» **CHALLENGE**:
Search the data for the word "ಗಟಗಲ" and copy every line where it occurs.

[start]

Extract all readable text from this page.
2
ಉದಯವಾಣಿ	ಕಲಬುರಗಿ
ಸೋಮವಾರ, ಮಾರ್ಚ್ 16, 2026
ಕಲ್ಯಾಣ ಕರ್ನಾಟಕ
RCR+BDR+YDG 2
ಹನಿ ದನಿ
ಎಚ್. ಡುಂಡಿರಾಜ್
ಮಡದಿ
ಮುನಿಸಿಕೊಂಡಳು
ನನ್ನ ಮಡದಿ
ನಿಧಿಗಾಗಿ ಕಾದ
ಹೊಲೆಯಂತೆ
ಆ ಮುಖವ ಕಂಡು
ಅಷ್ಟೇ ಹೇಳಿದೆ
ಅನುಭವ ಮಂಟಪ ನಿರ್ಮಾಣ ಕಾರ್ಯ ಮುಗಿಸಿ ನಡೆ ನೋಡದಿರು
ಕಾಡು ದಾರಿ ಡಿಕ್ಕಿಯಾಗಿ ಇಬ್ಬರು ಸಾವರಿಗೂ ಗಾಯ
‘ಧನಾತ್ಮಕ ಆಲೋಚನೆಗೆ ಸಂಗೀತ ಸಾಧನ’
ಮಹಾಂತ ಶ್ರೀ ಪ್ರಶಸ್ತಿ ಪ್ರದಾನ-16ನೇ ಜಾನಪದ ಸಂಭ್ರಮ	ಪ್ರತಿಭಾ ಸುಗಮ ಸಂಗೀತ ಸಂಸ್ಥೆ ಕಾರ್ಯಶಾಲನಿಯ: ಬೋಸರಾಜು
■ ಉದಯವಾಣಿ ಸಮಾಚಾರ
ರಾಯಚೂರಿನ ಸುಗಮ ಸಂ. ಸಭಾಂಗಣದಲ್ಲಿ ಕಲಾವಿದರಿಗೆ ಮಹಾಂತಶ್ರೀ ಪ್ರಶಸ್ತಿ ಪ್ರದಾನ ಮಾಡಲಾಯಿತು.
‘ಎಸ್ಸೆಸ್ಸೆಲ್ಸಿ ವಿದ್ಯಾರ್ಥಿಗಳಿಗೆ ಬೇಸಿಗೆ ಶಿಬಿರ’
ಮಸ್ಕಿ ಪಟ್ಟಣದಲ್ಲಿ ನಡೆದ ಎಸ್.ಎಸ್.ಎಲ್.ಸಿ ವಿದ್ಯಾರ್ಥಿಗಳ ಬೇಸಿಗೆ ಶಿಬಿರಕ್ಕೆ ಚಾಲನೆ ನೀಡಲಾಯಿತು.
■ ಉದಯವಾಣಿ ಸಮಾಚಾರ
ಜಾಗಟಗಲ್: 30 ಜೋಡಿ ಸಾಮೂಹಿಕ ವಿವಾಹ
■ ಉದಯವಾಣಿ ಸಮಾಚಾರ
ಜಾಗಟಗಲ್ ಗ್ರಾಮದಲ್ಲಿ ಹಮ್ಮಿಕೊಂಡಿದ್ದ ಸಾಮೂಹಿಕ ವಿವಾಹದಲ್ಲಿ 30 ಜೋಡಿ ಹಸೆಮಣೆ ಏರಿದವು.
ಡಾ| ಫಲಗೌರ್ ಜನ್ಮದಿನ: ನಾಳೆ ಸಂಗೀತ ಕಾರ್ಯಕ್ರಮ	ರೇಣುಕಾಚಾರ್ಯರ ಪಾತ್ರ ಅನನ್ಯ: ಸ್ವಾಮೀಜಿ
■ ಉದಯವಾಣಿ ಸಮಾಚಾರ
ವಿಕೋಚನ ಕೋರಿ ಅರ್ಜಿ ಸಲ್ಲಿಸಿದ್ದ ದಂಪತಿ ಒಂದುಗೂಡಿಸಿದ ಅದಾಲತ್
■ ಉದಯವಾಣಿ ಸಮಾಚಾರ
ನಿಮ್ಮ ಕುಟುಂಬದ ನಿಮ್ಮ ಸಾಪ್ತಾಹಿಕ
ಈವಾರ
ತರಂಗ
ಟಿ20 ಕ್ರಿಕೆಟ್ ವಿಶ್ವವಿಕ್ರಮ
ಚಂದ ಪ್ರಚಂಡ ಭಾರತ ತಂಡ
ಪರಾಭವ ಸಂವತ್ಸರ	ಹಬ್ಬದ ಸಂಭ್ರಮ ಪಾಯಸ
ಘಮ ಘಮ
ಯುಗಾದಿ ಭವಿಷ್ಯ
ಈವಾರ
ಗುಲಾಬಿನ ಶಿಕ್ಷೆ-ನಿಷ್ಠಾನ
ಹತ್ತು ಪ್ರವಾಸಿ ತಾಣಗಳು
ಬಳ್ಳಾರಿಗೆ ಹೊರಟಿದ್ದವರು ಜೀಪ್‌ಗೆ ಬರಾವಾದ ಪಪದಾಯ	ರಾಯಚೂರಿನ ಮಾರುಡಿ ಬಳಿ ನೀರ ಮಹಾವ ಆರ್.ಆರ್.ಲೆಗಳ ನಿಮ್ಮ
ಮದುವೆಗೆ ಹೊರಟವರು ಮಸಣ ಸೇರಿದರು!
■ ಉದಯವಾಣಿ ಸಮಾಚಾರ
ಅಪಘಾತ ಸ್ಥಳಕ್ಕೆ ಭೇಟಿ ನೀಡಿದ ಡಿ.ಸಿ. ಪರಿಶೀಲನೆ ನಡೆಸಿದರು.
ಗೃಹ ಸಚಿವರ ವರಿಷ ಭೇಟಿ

[end]

» **FINISHED TASK**:
ಜಾಗಟಗಲ್: 30 ಜೋಡಿ ಸಾಮೂಹಿಕ ವಿವಾಹ
ಜಾಗಟಗಲ್ ಗ್ರಾಮದಲ್ಲಿ ಹಮ್ಮಿಕೊಂಡಿದ್ದ ಸಾಮೂಹಿಕ ವಿವಾಹದಲ್ಲಿ 30 ಜೋಡಿ ಹಸೆಮಣೆ ಏರಿದವು.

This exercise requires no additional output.